## Start Records for this task

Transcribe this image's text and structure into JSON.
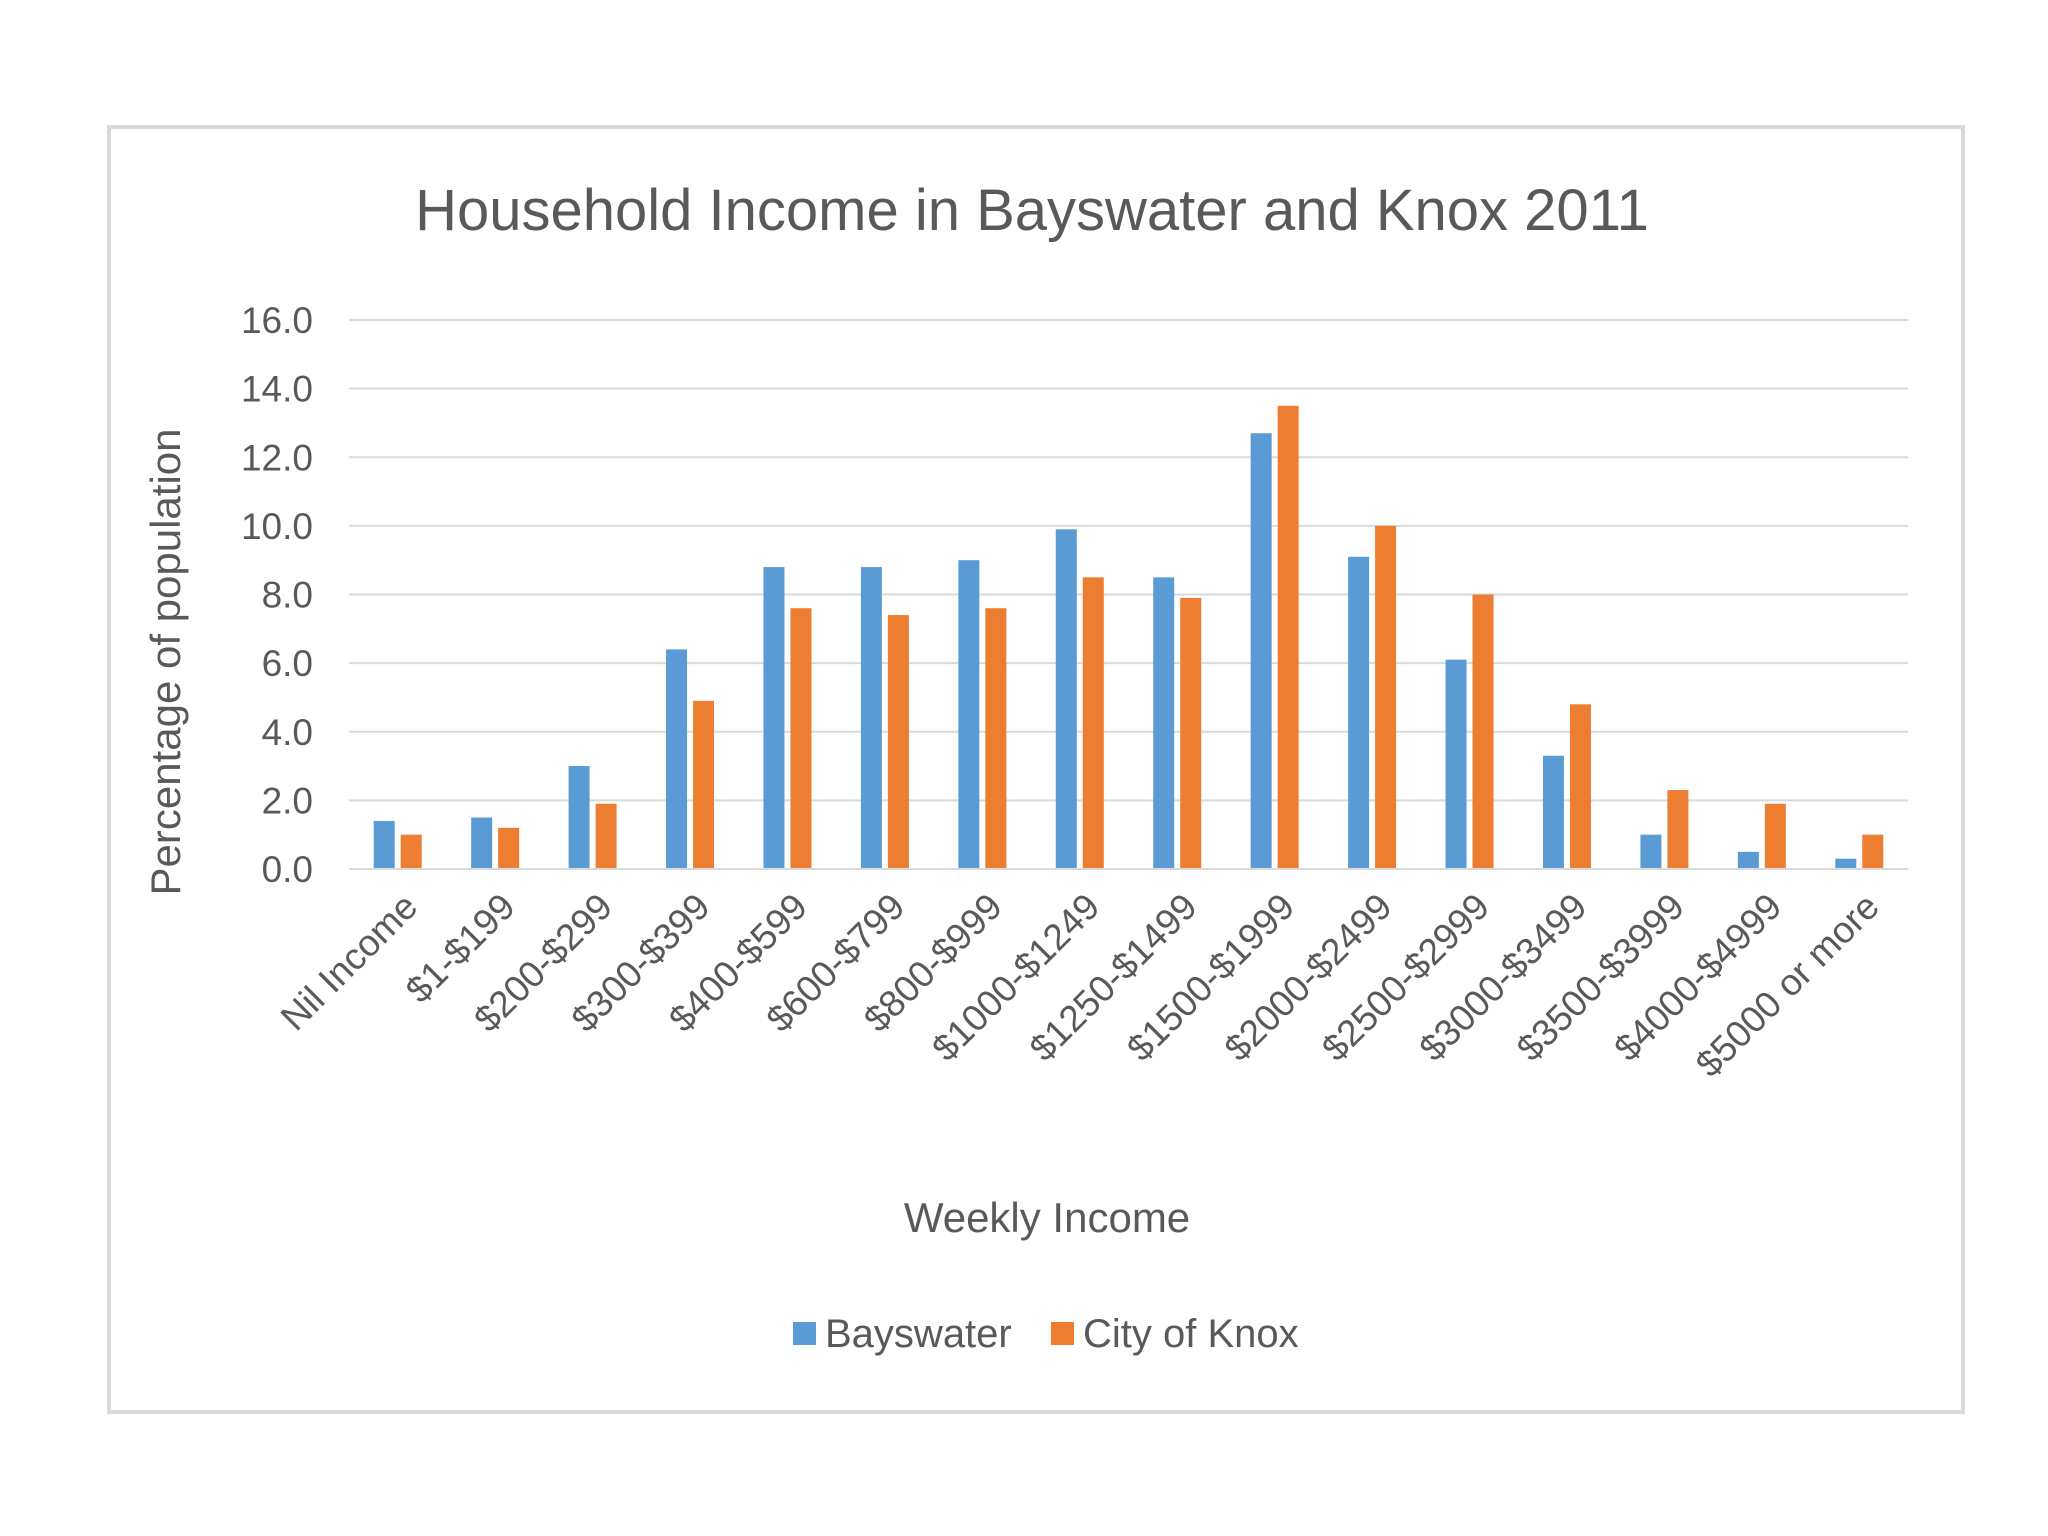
{
  "chart_data": {
    "type": "bar",
    "title": "Household Income in Bayswater and Knox 2011",
    "xlabel": "Weekly Income",
    "ylabel": "Percentage of population",
    "ylim": [
      0,
      16
    ],
    "yticks": [
      "0.0",
      "2.0",
      "4.0",
      "6.0",
      "8.0",
      "10.0",
      "12.0",
      "14.0",
      "16.0"
    ],
    "grid": true,
    "legend_position": "bottom",
    "categories": [
      "Nil Income",
      "$1-$199",
      "$200-$299",
      "$300-$399",
      "$400-$599",
      "$600-$799",
      "$800-$999",
      "$1000-$1249",
      "$1250-$1499",
      "$1500-$1999",
      "$2000-$2499",
      "$2500-$2999",
      "$3000-$3499",
      "$3500-$3999",
      "$4000-$4999",
      "$5000 or more"
    ],
    "series": [
      {
        "name": "Bayswater",
        "color": "#5b9bd5",
        "values": [
          1.4,
          1.5,
          3.0,
          6.4,
          8.8,
          8.8,
          9.0,
          9.9,
          8.5,
          12.7,
          9.1,
          6.1,
          3.3,
          1.0,
          0.5,
          0.3
        ]
      },
      {
        "name": "City of Knox",
        "color": "#ed7d31",
        "values": [
          1.0,
          1.2,
          1.9,
          4.9,
          7.6,
          7.4,
          7.6,
          8.5,
          7.9,
          13.5,
          10.0,
          8.0,
          4.8,
          2.3,
          1.9,
          1.0
        ]
      }
    ]
  }
}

## End Records for this task

What you will do ::
Keep every word of the data as it is when you write it out, but drop the pictures.

Answer to this exercise ::
Transcribe this image's text and structure into JSON.
{
  "chart_data": {
    "type": "bar",
    "title": "Household Income in Bayswater and Knox 2011",
    "xlabel": "Weekly Income",
    "ylabel": "Percentage of population",
    "ylim": [
      0,
      16
    ],
    "yticks": [
      "0.0",
      "2.0",
      "4.0",
      "6.0",
      "8.0",
      "10.0",
      "12.0",
      "14.0",
      "16.0"
    ],
    "grid": true,
    "legend_position": "bottom",
    "categories": [
      "Nil Income",
      "$1-$199",
      "$200-$299",
      "$300-$399",
      "$400-$599",
      "$600-$799",
      "$800-$999",
      "$1000-$1249",
      "$1250-$1499",
      "$1500-$1999",
      "$2000-$2499",
      "$2500-$2999",
      "$3000-$3499",
      "$3500-$3999",
      "$4000-$4999",
      "$5000 or more"
    ],
    "series": [
      {
        "name": "Bayswater",
        "color": "#5b9bd5",
        "values": [
          1.4,
          1.5,
          3.0,
          6.4,
          8.8,
          8.8,
          9.0,
          9.9,
          8.5,
          12.7,
          9.1,
          6.1,
          3.3,
          1.0,
          0.5,
          0.3
        ]
      },
      {
        "name": "City of Knox",
        "color": "#ed7d31",
        "values": [
          1.0,
          1.2,
          1.9,
          4.9,
          7.6,
          7.4,
          7.6,
          8.5,
          7.9,
          13.5,
          10.0,
          8.0,
          4.8,
          2.3,
          1.9,
          1.0
        ]
      }
    ]
  }
}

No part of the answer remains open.